Across the material below, how many lines contain the word "Dividend"? Give only the number.
════
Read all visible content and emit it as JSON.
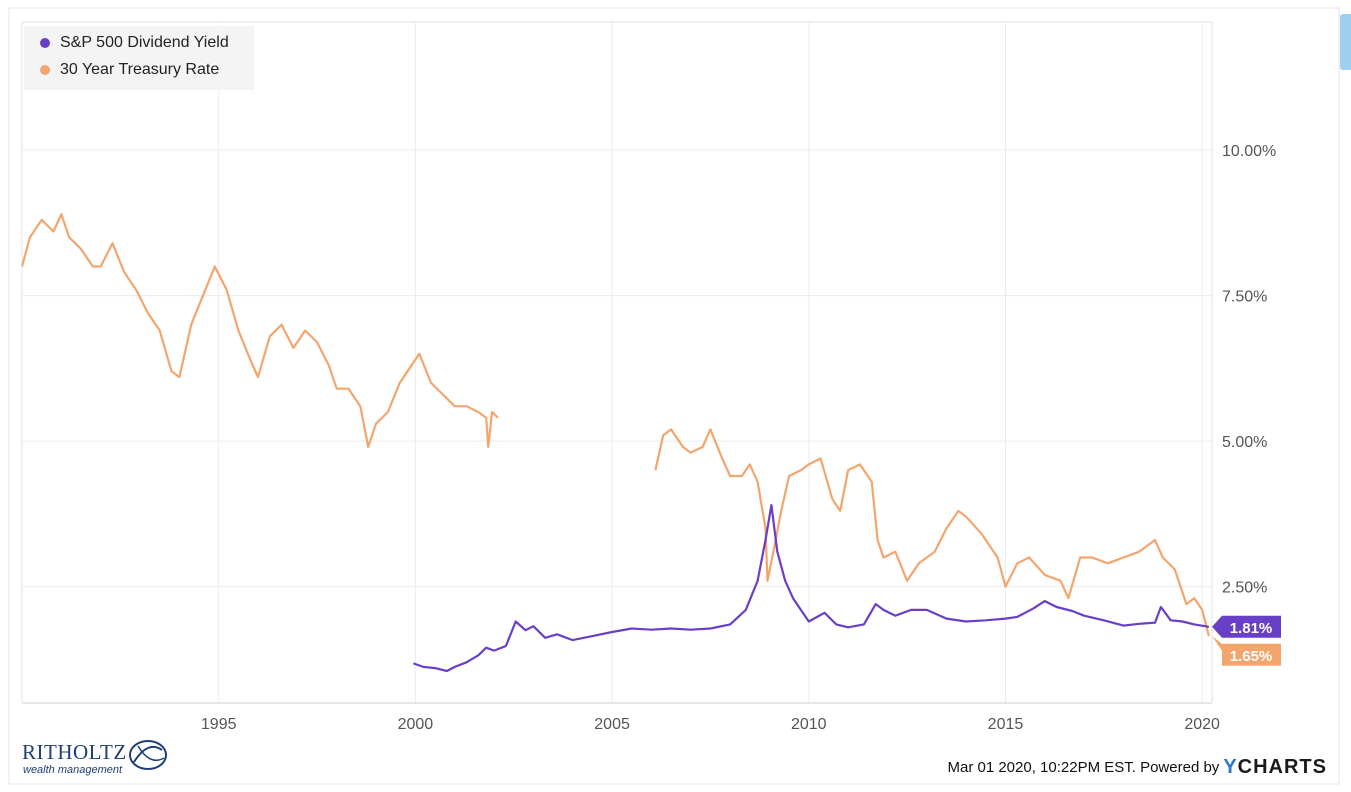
{
  "chart_data": {
    "type": "line",
    "xlim": [
      1990,
      2020.25
    ],
    "ylim": [
      0.5,
      12.2
    ],
    "y_ticks": [
      2.5,
      5.0,
      7.5,
      10.0
    ],
    "y_tick_labels": [
      "2.50%",
      "5.00%",
      "7.50%",
      "10.00%"
    ],
    "x_ticks": [
      1995,
      2000,
      2005,
      2010,
      2015,
      2020
    ],
    "x_tick_labels": [
      "1995",
      "2000",
      "2005",
      "2010",
      "2015",
      "2020"
    ],
    "grid": true,
    "legend_position": "top-left",
    "series": [
      {
        "name": "S&P 500 Dividend Yield",
        "color": "#6a3fc8",
        "last_label": "1.81%",
        "points": [
          [
            1999.95,
            1.18
          ],
          [
            2000.2,
            1.12
          ],
          [
            2000.5,
            1.1
          ],
          [
            2000.8,
            1.05
          ],
          [
            2001.0,
            1.12
          ],
          [
            2001.3,
            1.2
          ],
          [
            2001.6,
            1.32
          ],
          [
            2001.8,
            1.45
          ],
          [
            2002.0,
            1.4
          ],
          [
            2002.3,
            1.48
          ],
          [
            2002.55,
            1.9
          ],
          [
            2002.8,
            1.75
          ],
          [
            2003.0,
            1.82
          ],
          [
            2003.3,
            1.62
          ],
          [
            2003.6,
            1.68
          ],
          [
            2004.0,
            1.58
          ],
          [
            2004.5,
            1.65
          ],
          [
            2005.0,
            1.72
          ],
          [
            2005.5,
            1.78
          ],
          [
            2006.0,
            1.76
          ],
          [
            2006.5,
            1.78
          ],
          [
            2007.0,
            1.76
          ],
          [
            2007.5,
            1.78
          ],
          [
            2008.0,
            1.85
          ],
          [
            2008.4,
            2.1
          ],
          [
            2008.7,
            2.6
          ],
          [
            2008.9,
            3.3
          ],
          [
            2009.05,
            3.9
          ],
          [
            2009.2,
            3.1
          ],
          [
            2009.4,
            2.6
          ],
          [
            2009.6,
            2.3
          ],
          [
            2009.8,
            2.1
          ],
          [
            2010.0,
            1.9
          ],
          [
            2010.4,
            2.05
          ],
          [
            2010.7,
            1.85
          ],
          [
            2011.0,
            1.8
          ],
          [
            2011.4,
            1.85
          ],
          [
            2011.7,
            2.2
          ],
          [
            2011.9,
            2.1
          ],
          [
            2012.2,
            2.0
          ],
          [
            2012.6,
            2.1
          ],
          [
            2013.0,
            2.1
          ],
          [
            2013.5,
            1.95
          ],
          [
            2014.0,
            1.9
          ],
          [
            2014.5,
            1.92
          ],
          [
            2015.0,
            1.95
          ],
          [
            2015.3,
            1.98
          ],
          [
            2015.7,
            2.12
          ],
          [
            2016.0,
            2.25
          ],
          [
            2016.3,
            2.15
          ],
          [
            2016.7,
            2.08
          ],
          [
            2017.0,
            2.0
          ],
          [
            2017.5,
            1.92
          ],
          [
            2018.0,
            1.83
          ],
          [
            2018.4,
            1.86
          ],
          [
            2018.8,
            1.88
          ],
          [
            2018.95,
            2.15
          ],
          [
            2019.2,
            1.92
          ],
          [
            2019.5,
            1.9
          ],
          [
            2019.8,
            1.85
          ],
          [
            2020.17,
            1.81
          ]
        ]
      },
      {
        "name": "30 Year Treasury Rate",
        "color": "#f4a56e",
        "last_label": "1.65%",
        "segments": [
          [
            [
              1990.0,
              8.0
            ],
            [
              1990.2,
              8.5
            ],
            [
              1990.5,
              8.8
            ],
            [
              1990.8,
              8.6
            ],
            [
              1991.0,
              8.9
            ],
            [
              1991.2,
              8.5
            ],
            [
              1991.5,
              8.3
            ],
            [
              1991.8,
              8.0
            ],
            [
              1992.0,
              8.0
            ],
            [
              1992.3,
              8.4
            ],
            [
              1992.6,
              7.9
            ],
            [
              1992.9,
              7.6
            ],
            [
              1993.2,
              7.2
            ],
            [
              1993.5,
              6.9
            ],
            [
              1993.8,
              6.2
            ],
            [
              1994.0,
              6.1
            ],
            [
              1994.3,
              7.0
            ],
            [
              1994.6,
              7.5
            ],
            [
              1994.9,
              8.0
            ],
            [
              1995.2,
              7.6
            ],
            [
              1995.5,
              6.9
            ],
            [
              1995.8,
              6.4
            ],
            [
              1996.0,
              6.1
            ],
            [
              1996.3,
              6.8
            ],
            [
              1996.6,
              7.0
            ],
            [
              1996.9,
              6.6
            ],
            [
              1997.2,
              6.9
            ],
            [
              1997.5,
              6.7
            ],
            [
              1997.8,
              6.3
            ],
            [
              1998.0,
              5.9
            ],
            [
              1998.3,
              5.9
            ],
            [
              1998.6,
              5.6
            ],
            [
              1998.8,
              4.9
            ],
            [
              1999.0,
              5.3
            ],
            [
              1999.3,
              5.5
            ],
            [
              1999.6,
              6.0
            ],
            [
              1999.9,
              6.3
            ],
            [
              2000.1,
              6.5
            ],
            [
              2000.4,
              6.0
            ],
            [
              2000.7,
              5.8
            ],
            [
              2001.0,
              5.6
            ],
            [
              2001.3,
              5.6
            ],
            [
              2001.6,
              5.5
            ],
            [
              2001.8,
              5.4
            ],
            [
              2001.85,
              4.9
            ],
            [
              2001.95,
              5.5
            ],
            [
              2002.1,
              5.4
            ]
          ],
          [
            [
              2006.1,
              4.5
            ],
            [
              2006.3,
              5.1
            ],
            [
              2006.5,
              5.2
            ],
            [
              2006.8,
              4.9
            ],
            [
              2007.0,
              4.8
            ],
            [
              2007.3,
              4.9
            ],
            [
              2007.5,
              5.2
            ],
            [
              2007.8,
              4.7
            ],
            [
              2008.0,
              4.4
            ],
            [
              2008.3,
              4.4
            ],
            [
              2008.5,
              4.6
            ],
            [
              2008.7,
              4.3
            ],
            [
              2008.9,
              3.5
            ],
            [
              2008.95,
              2.6
            ],
            [
              2009.1,
              3.1
            ],
            [
              2009.3,
              3.8
            ],
            [
              2009.5,
              4.4
            ],
            [
              2009.8,
              4.5
            ],
            [
              2010.0,
              4.6
            ],
            [
              2010.3,
              4.7
            ],
            [
              2010.6,
              4.0
            ],
            [
              2010.8,
              3.8
            ],
            [
              2011.0,
              4.5
            ],
            [
              2011.3,
              4.6
            ],
            [
              2011.6,
              4.3
            ],
            [
              2011.75,
              3.3
            ],
            [
              2011.9,
              3.0
            ],
            [
              2012.2,
              3.1
            ],
            [
              2012.5,
              2.6
            ],
            [
              2012.8,
              2.9
            ],
            [
              2013.2,
              3.1
            ],
            [
              2013.5,
              3.5
            ],
            [
              2013.8,
              3.8
            ],
            [
              2014.0,
              3.7
            ],
            [
              2014.4,
              3.4
            ],
            [
              2014.8,
              3.0
            ],
            [
              2015.0,
              2.5
            ],
            [
              2015.3,
              2.9
            ],
            [
              2015.6,
              3.0
            ],
            [
              2016.0,
              2.7
            ],
            [
              2016.4,
              2.6
            ],
            [
              2016.6,
              2.3
            ],
            [
              2016.9,
              3.0
            ],
            [
              2017.2,
              3.0
            ],
            [
              2017.6,
              2.9
            ],
            [
              2018.0,
              3.0
            ],
            [
              2018.4,
              3.1
            ],
            [
              2018.8,
              3.3
            ],
            [
              2019.0,
              3.0
            ],
            [
              2019.3,
              2.8
            ],
            [
              2019.6,
              2.2
            ],
            [
              2019.8,
              2.3
            ],
            [
              2020.0,
              2.1
            ],
            [
              2020.17,
              1.65
            ]
          ]
        ]
      }
    ]
  },
  "legend": {
    "items": [
      {
        "label": "S&P 500 Dividend Yield",
        "color": "#6a3fc8"
      },
      {
        "label": "30 Year Treasury Rate",
        "color": "#f4a56e"
      }
    ]
  },
  "footer": {
    "timestamp": "Mar 01 2020, 10:22PM EST. Powered by",
    "brand_y": "Y",
    "brand_rest": "CHARTS"
  },
  "logo": {
    "name": "RITHOLTZ",
    "sub": "wealth management"
  }
}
════
◆ RESULT BELOW ◆
2